**SUPPLIED DATA:**
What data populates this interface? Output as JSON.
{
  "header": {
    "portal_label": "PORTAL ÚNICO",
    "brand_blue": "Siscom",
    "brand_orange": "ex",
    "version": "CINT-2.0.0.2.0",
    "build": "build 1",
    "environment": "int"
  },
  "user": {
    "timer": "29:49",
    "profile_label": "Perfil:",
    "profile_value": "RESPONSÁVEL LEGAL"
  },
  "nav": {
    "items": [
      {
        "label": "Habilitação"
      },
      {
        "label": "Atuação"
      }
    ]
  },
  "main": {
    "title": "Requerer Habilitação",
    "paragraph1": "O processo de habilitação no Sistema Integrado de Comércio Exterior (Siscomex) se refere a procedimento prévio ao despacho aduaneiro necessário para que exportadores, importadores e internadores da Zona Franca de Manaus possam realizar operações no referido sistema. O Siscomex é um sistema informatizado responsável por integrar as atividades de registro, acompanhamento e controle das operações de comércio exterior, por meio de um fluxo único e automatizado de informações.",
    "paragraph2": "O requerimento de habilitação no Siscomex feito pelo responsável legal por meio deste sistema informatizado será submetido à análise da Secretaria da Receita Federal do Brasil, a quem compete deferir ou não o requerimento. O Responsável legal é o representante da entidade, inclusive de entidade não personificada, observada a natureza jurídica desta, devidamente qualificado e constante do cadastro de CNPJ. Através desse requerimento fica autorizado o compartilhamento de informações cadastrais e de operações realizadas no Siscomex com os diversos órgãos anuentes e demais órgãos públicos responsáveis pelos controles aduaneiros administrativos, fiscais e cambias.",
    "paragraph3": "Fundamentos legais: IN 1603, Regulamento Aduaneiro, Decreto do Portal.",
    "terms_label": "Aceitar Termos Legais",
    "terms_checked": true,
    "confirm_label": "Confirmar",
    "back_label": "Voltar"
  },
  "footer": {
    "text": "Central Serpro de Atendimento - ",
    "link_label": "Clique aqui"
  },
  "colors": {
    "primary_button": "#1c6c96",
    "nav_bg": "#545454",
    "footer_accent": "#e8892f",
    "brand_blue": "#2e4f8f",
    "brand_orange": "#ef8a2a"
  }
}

**REQUIREMENTS:**
From the records above, extract every entry exactly as given.

**FINAL RESULT:**
What data populates this interface? Output as JSON.
{
  "header": {
    "portal_label": "PORTAL ÚNICO",
    "brand_blue": "Siscom",
    "brand_orange": "ex",
    "version": "CINT-2.0.0.2.0",
    "build": "build 1",
    "environment": "int"
  },
  "user": {
    "timer": "29:49",
    "profile_label": "Perfil:",
    "profile_value": "RESPONSÁVEL LEGAL"
  },
  "nav": {
    "items": [
      {
        "label": "Habilitação"
      },
      {
        "label": "Atuação"
      }
    ]
  },
  "main": {
    "title": "Requerer Habilitação",
    "paragraph1": "O processo de habilitação no Sistema Integrado de Comércio Exterior (Siscomex) se refere a procedimento prévio ao despacho aduaneiro necessário para que exportadores, importadores e internadores da Zona Franca de Manaus possam realizar operações no referido sistema. O Siscomex é um sistema informatizado responsável por integrar as atividades de registro, acompanhamento e controle das operações de comércio exterior, por meio de um fluxo único e automatizado de informações.",
    "paragraph2": "O requerimento de habilitação no Siscomex feito pelo responsável legal por meio deste sistema informatizado será submetido à análise da Secretaria da Receita Federal do Brasil, a quem compete deferir ou não o requerimento. O Responsável legal é o representante da entidade, inclusive de entidade não personificada, observada a natureza jurídica desta, devidamente qualificado e constante do cadastro de CNPJ. Através desse requerimento fica autorizado o compartilhamento de informações cadastrais e de operações realizadas no Siscomex com os diversos órgãos anuentes e demais órgãos públicos responsáveis pelos controles aduaneiros administrativos, fiscais e cambias.",
    "paragraph3": "Fundamentos legais: IN 1603, Regulamento Aduaneiro, Decreto do Portal.",
    "terms_label": "Aceitar Termos Legais",
    "terms_checked": true,
    "confirm_label": "Confirmar",
    "back_label": "Voltar"
  },
  "footer": {
    "text": "Central Serpro de Atendimento - ",
    "link_label": "Clique aqui"
  },
  "colors": {
    "primary_button": "#1c6c96",
    "nav_bg": "#545454",
    "footer_accent": "#e8892f",
    "brand_blue": "#2e4f8f",
    "brand_orange": "#ef8a2a"
  }
}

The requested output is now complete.